(Stored entries)
■ ■ ■ ■

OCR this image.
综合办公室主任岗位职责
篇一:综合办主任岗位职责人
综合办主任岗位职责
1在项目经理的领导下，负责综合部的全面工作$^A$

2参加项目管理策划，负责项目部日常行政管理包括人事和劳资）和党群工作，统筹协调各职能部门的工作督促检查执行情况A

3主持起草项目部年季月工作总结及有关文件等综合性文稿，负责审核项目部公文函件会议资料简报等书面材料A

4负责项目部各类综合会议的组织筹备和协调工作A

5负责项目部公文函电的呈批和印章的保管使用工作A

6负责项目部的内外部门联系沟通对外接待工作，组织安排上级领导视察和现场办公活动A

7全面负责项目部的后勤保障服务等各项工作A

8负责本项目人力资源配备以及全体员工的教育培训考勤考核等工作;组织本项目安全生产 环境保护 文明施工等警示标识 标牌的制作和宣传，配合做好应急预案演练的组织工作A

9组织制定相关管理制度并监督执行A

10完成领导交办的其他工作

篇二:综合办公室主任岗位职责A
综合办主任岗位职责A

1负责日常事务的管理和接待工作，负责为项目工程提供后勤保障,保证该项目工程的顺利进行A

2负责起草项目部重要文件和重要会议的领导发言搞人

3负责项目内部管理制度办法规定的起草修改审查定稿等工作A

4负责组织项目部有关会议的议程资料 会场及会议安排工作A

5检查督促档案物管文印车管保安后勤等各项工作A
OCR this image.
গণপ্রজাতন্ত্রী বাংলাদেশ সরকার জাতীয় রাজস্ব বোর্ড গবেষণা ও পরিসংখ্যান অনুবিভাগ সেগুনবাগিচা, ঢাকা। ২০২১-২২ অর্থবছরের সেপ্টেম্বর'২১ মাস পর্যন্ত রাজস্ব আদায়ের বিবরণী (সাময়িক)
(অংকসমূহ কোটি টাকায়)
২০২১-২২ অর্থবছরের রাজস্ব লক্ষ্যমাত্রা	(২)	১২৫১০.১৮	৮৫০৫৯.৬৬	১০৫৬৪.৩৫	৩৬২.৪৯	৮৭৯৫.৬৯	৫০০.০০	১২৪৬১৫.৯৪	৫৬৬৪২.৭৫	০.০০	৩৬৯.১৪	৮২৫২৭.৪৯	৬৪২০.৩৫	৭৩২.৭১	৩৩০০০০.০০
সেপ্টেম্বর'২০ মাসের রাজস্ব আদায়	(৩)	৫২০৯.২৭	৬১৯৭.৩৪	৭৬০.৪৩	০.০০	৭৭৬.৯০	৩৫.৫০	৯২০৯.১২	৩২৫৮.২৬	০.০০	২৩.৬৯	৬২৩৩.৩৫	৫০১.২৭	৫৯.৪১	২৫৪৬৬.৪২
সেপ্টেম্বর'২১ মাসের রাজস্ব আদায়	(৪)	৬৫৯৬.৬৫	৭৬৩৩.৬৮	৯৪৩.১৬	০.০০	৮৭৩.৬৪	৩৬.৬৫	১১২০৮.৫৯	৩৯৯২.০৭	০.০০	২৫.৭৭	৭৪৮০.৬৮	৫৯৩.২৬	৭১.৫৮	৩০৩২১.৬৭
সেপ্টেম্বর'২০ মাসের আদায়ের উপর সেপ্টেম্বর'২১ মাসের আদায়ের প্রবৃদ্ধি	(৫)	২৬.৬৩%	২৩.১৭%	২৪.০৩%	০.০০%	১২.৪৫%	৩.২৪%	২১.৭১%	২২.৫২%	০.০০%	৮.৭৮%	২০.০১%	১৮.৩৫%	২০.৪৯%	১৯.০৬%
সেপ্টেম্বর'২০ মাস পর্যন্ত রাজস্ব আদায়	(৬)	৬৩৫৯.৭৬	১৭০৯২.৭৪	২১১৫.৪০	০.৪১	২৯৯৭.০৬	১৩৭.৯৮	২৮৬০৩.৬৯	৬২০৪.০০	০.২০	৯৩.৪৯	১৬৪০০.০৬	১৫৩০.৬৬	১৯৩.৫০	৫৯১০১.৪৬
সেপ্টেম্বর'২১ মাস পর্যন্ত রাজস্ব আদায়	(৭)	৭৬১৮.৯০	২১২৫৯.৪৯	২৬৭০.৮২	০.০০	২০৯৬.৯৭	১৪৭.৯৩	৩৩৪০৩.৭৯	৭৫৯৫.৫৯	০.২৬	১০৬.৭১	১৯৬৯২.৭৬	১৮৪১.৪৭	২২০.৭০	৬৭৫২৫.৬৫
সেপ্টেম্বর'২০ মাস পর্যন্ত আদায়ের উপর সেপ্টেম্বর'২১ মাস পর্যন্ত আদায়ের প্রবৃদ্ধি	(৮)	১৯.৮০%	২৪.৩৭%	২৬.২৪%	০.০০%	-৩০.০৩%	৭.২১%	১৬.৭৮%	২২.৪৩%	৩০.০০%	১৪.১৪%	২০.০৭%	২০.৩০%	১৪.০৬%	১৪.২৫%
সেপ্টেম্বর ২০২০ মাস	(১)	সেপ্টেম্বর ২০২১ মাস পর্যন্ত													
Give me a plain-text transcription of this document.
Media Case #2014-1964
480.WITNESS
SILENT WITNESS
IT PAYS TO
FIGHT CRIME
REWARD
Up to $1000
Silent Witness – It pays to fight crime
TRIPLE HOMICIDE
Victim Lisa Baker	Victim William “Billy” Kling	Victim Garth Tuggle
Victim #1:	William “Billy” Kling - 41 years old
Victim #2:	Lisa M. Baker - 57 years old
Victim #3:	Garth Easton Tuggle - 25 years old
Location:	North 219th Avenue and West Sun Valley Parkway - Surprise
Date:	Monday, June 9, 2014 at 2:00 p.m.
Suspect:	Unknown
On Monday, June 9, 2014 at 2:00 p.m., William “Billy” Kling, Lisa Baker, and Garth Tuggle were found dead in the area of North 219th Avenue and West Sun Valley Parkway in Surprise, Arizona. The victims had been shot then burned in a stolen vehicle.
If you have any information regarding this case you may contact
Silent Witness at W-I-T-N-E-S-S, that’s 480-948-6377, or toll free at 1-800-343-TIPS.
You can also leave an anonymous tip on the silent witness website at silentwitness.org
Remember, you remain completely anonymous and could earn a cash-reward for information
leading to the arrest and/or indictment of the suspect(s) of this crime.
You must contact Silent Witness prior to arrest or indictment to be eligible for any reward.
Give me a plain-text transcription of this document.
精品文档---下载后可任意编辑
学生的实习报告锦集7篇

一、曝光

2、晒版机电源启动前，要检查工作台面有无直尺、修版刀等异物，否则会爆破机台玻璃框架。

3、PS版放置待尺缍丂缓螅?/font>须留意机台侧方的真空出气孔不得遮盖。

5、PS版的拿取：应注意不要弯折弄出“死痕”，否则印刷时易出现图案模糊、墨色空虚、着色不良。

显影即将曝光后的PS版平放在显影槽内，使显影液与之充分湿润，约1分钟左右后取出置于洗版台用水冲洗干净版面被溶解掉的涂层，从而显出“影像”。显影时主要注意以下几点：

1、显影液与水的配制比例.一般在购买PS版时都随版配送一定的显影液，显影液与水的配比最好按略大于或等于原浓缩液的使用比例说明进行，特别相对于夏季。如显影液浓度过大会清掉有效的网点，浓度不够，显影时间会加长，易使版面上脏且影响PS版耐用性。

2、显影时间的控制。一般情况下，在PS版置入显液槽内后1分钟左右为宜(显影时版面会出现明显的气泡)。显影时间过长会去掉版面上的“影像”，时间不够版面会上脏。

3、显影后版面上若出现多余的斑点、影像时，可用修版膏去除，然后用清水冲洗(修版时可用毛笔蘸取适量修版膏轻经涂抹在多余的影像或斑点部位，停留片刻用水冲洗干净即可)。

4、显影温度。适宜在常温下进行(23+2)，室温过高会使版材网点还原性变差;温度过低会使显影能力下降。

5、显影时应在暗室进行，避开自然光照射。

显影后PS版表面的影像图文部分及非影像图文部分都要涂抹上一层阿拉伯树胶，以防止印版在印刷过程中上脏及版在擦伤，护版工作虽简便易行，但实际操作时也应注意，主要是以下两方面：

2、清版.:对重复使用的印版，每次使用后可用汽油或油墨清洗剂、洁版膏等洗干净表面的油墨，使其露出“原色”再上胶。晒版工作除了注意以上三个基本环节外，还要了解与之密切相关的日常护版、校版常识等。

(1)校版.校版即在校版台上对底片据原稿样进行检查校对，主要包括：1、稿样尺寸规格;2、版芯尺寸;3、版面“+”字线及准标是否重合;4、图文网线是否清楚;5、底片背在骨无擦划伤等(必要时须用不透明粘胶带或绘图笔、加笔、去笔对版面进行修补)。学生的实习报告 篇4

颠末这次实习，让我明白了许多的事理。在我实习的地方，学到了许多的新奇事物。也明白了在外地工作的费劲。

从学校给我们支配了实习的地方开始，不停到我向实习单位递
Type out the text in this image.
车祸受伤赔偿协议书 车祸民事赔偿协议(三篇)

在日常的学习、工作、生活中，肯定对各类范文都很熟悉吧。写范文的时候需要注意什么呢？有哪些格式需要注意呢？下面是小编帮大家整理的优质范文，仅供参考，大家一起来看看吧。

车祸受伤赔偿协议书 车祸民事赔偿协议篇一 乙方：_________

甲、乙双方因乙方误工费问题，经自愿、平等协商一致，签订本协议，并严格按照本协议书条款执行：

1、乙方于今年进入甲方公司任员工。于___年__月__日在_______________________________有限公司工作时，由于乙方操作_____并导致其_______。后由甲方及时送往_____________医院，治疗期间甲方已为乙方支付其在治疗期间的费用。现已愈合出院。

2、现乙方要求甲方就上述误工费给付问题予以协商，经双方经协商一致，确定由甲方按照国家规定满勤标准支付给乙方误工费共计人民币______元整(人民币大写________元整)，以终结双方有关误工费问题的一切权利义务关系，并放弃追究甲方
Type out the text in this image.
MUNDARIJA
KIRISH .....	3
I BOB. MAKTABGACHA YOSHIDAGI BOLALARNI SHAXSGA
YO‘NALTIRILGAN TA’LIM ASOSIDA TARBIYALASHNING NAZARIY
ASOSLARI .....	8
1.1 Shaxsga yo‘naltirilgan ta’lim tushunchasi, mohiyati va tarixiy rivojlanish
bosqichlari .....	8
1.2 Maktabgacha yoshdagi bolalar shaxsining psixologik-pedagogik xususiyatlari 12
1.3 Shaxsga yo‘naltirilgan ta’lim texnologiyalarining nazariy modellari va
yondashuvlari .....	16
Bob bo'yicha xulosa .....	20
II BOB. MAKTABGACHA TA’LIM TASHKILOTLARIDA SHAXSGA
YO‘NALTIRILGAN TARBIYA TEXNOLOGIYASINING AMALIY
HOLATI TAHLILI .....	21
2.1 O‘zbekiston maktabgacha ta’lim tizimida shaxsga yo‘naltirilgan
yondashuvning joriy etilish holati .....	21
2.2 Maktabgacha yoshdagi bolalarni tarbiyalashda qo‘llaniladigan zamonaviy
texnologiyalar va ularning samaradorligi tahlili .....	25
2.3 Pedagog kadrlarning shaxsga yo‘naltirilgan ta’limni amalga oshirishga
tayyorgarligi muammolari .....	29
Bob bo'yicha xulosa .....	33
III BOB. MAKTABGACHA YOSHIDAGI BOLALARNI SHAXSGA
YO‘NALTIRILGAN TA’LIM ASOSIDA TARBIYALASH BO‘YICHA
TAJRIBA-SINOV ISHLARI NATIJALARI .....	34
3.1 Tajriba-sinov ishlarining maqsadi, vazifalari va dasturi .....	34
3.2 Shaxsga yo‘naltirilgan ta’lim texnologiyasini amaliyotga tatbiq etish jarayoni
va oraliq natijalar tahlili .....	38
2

■ ■ ■ ■

### Task prompt
From the data above, show each line that contains "William".

### Written response
Victim Lisa Baker	Victim William “Billy” Kling	Victim Garth Tuggle
Victim #1:	William “Billy” Kling - 41 years old
On Monday, June 9, 2014 at 2:00 p.m., William “Billy” Kling, Lisa Baker, and Garth Tuggle were found dead in the area of North 219th Avenue and West Sun Valley Parkway in Surprise, Arizona. The victims had been shot then burned in a stolen vehicle.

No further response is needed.